/---

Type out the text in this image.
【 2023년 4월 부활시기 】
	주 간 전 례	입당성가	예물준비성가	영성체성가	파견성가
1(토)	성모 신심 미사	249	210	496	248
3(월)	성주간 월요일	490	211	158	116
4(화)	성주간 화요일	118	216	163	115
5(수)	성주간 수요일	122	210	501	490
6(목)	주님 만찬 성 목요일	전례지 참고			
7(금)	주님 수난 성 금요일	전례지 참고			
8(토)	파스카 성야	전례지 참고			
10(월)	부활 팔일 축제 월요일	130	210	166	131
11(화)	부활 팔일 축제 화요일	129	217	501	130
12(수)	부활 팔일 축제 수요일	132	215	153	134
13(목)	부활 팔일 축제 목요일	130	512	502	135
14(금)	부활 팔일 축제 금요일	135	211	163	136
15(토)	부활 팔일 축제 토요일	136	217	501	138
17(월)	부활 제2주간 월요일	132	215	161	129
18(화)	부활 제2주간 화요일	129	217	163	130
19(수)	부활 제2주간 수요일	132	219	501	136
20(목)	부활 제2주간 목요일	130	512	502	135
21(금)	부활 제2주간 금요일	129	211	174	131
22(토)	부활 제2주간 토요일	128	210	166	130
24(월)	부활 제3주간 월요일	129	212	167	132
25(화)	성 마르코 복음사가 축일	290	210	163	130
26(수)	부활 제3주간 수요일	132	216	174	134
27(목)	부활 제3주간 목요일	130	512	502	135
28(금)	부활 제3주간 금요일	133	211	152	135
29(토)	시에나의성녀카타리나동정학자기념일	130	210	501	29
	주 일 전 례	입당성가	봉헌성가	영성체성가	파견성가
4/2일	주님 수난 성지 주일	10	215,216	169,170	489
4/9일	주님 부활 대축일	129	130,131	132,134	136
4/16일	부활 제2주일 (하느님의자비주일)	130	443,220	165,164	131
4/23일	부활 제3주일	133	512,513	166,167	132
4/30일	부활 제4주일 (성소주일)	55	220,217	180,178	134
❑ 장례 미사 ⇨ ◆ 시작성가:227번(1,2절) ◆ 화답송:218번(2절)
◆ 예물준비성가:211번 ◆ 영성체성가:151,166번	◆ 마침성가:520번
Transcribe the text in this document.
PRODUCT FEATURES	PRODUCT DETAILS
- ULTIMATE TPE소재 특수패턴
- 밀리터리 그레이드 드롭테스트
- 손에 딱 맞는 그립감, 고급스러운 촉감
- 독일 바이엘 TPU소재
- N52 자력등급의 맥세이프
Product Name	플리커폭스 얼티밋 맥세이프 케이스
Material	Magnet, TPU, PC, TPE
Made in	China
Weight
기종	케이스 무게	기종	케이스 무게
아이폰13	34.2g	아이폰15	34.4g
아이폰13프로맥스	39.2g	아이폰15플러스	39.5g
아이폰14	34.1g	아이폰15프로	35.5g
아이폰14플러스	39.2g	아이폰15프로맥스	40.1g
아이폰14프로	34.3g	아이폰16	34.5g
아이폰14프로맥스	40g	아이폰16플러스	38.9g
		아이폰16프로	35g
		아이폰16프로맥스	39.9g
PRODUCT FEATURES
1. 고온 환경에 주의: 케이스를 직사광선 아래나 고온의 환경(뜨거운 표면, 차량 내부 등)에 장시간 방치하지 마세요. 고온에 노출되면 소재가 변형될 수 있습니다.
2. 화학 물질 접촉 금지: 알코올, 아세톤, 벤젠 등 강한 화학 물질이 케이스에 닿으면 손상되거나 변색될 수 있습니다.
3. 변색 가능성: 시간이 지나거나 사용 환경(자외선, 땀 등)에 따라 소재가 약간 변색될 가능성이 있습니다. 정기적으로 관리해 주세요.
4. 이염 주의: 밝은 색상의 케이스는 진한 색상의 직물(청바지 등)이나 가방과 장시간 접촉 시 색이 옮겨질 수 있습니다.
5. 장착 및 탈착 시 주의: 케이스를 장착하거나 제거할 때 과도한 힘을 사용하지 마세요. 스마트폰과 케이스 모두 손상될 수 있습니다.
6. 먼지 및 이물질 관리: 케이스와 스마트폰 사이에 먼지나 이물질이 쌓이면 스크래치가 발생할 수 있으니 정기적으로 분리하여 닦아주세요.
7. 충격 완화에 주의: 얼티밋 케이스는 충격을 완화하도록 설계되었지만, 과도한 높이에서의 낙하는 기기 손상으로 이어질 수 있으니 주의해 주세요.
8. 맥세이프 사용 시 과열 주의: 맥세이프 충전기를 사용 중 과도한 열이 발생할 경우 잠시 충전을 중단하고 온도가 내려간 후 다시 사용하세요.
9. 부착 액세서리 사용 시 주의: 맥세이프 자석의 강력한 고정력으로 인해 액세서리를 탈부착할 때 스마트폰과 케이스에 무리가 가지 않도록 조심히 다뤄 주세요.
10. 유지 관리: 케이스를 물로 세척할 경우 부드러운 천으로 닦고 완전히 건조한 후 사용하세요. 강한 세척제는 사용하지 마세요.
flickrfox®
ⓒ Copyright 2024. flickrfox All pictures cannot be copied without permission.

\---

__TASK OBJECTIVE__
Provide the count, and nothing else, of lines in the data above where the word "사용하지" occurs.

__WRITTEN SOLUTION__
2